[begin Material provided]

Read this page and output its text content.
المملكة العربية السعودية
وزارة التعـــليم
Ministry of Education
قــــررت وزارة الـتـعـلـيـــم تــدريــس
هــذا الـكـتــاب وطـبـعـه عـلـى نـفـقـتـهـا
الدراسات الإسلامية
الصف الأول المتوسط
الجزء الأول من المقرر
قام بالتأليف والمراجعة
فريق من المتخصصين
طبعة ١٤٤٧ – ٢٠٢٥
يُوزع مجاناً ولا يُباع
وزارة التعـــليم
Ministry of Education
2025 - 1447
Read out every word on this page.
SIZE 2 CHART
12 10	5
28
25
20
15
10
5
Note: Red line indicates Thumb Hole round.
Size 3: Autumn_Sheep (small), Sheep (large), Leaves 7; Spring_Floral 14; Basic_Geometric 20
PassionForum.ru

[end Material provided]
[begin Material provided]

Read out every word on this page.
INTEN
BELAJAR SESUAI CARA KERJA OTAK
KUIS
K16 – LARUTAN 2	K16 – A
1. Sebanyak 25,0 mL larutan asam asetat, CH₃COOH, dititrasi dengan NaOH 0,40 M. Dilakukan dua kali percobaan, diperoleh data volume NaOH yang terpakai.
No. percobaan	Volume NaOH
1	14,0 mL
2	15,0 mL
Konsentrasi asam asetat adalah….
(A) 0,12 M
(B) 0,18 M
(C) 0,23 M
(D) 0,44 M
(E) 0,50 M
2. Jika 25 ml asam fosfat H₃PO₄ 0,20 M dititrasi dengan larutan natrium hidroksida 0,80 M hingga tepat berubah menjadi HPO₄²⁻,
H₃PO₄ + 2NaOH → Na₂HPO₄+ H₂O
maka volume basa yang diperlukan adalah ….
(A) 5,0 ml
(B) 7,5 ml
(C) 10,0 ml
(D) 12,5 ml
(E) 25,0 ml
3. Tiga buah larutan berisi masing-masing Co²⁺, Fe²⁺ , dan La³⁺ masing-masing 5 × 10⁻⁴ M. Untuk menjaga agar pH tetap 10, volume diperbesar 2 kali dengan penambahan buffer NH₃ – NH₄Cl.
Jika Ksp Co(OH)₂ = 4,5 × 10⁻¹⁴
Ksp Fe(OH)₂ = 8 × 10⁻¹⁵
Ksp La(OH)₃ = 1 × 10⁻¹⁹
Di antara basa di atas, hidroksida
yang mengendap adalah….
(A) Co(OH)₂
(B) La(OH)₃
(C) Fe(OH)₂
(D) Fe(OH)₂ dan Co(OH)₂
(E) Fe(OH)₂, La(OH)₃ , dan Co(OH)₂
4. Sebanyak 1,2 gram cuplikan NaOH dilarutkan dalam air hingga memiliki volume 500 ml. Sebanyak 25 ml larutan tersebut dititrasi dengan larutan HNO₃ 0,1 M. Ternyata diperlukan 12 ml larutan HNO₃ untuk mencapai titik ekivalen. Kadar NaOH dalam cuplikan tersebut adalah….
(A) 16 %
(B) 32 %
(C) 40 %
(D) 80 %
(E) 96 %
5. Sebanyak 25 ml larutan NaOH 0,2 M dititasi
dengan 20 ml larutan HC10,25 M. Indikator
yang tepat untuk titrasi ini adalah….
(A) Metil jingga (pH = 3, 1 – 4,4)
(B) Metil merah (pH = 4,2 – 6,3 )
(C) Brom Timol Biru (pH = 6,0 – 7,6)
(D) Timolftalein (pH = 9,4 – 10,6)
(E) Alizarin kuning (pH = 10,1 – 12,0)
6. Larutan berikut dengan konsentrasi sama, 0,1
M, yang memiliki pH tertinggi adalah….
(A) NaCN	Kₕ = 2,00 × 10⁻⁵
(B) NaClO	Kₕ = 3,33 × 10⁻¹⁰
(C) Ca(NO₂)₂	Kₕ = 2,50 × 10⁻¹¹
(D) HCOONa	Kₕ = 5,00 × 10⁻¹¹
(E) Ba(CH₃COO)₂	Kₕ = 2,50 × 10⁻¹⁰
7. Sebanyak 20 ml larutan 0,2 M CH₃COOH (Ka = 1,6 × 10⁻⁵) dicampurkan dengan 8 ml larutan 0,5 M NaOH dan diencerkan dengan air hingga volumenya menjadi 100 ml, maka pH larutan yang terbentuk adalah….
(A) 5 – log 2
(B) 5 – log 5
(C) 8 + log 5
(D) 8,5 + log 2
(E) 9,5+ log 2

[end Material provided]
[begin Material provided]

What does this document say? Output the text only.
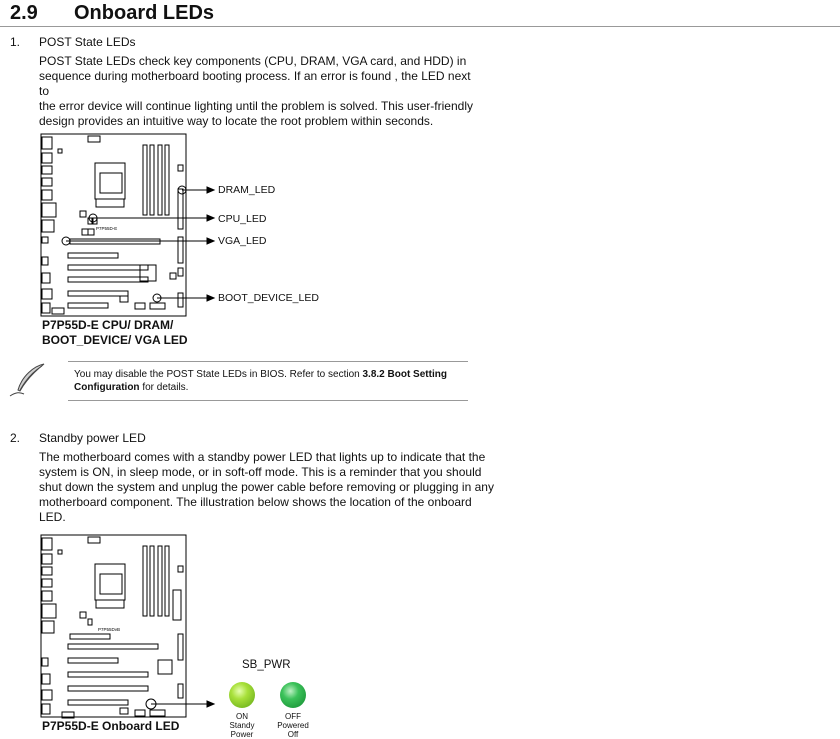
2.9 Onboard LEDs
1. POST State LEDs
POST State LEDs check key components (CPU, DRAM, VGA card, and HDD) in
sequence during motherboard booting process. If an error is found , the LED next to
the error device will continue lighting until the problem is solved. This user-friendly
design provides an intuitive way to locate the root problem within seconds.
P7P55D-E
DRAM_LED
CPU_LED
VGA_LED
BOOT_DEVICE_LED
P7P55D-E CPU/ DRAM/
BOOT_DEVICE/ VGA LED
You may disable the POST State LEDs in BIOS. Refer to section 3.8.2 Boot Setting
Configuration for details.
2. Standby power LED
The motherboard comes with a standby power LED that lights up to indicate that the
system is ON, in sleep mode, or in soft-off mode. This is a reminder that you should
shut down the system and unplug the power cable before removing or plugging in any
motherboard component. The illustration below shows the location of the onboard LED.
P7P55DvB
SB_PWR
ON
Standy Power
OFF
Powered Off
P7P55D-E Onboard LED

[end Material provided]

Copy out each line of the records that holds the string "dititrasi".

1. Sebanyak 25,0 mL larutan asam asetat, CH₃COOH, dititrasi dengan NaOH 0,40 M. Dilakukan dua kali percobaan, diperoleh data volume NaOH yang terpakai.
2. Jika 25 ml asam fosfat H₃PO₄ 0,20 M dititrasi dengan larutan natrium hidroksida 0,80 M hingga tepat berubah menjadi HPO₄²⁻,
4. Sebanyak 1,2 gram cuplikan NaOH dilarutkan dalam air hingga memiliki volume 500 ml. Sebanyak 25 ml larutan tersebut dititrasi dengan larutan HNO₃ 0,1 M. Ternyata diperlukan 12 ml larutan HNO₃ untuk mencapai titik ekivalen. Kadar NaOH dalam cuplikan tersebut adalah….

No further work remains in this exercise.